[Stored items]
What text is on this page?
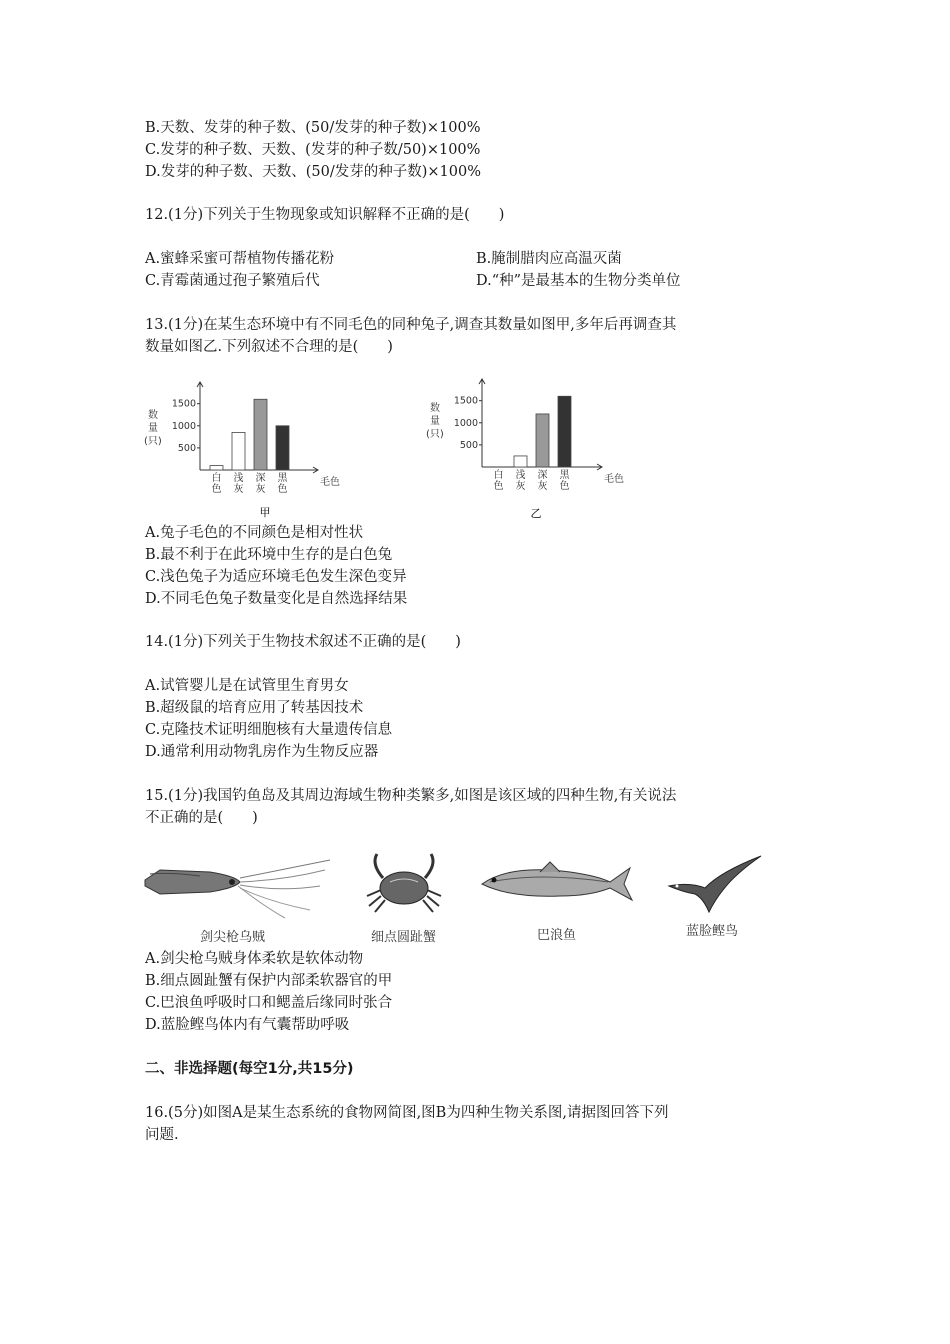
B.天数、发芽的种子数、(50/发芽的种子数)×100%
C.发芽的种子数、天数、(发芽的种子数/50)×100%
D.发芽的种子数、天数、(50/发芽的种子数)×100%
12.(1分)下列关于生物现象或知识解释不正确的是(　　)
A.蜜蜂采蜜可帮植物传播花粉	B.腌制腊肉应高温灭菌
C.青霉菌通过孢子繁殖后代	D.“种”是最基本的生物分类单位
13.(1分)在某生态环境中有不同毛色的同种兔子,调查其数量如图甲,多年后再调查其
数量如图乙.下列叙述不合理的是(　　)
数
量
(只)
500
1000
1500
白色
浅灰
深灰
黑色
毛色
甲
数
量
(只)
500
1000
1500
白色
浅灰
深灰
黑色
毛色
乙
A.兔子毛色的不同颜色是相对性状
B.最不利于在此环境中生存的是白色兔
C.浅色兔子为适应环境毛色发生深色变异
D.不同毛色兔子数量变化是自然选择结果
14.(1分)下列关于生物技术叙述不正确的是(　　)
A.试管婴儿是在试管里生育男女
B.超级鼠的培育应用了转基因技术
C.克隆技术证明细胞核有大量遗传信息
D.通常利用动物乳房作为生物反应器
15.(1分)我国钓鱼岛及其周边海域生物种类繁多,如图是该区域的四种生物,有关说法
不正确的是(　　)
剑尖枪乌贼	细点圆趾蟹	巴浪鱼	蓝脸鲣鸟
A.剑尖枪乌贼身体柔软是软体动物
B.细点圆趾蟹有保护内部柔软器官的甲
C.巴浪鱼呼吸时口和鳃盖后缘同时张合
D.蓝脸鲣鸟体内有气囊帮助呼吸
二、非选择题(每空1分,共15分)
16.(5分)如图A是某生态系统的食物网简图,图B为四种生物关系图,请据图回答下列
问题.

• _Stated exercise_
Pick out, from the lines above, every one that contains the string "发芽的种子数".

• _Response to the exercise_
B.天数、发芽的种子数、(50/发芽的种子数)×100%
C.发芽的种子数、天数、(发芽的种子数/50)×100%
D.发芽的种子数、天数、(50/发芽的种子数)×100%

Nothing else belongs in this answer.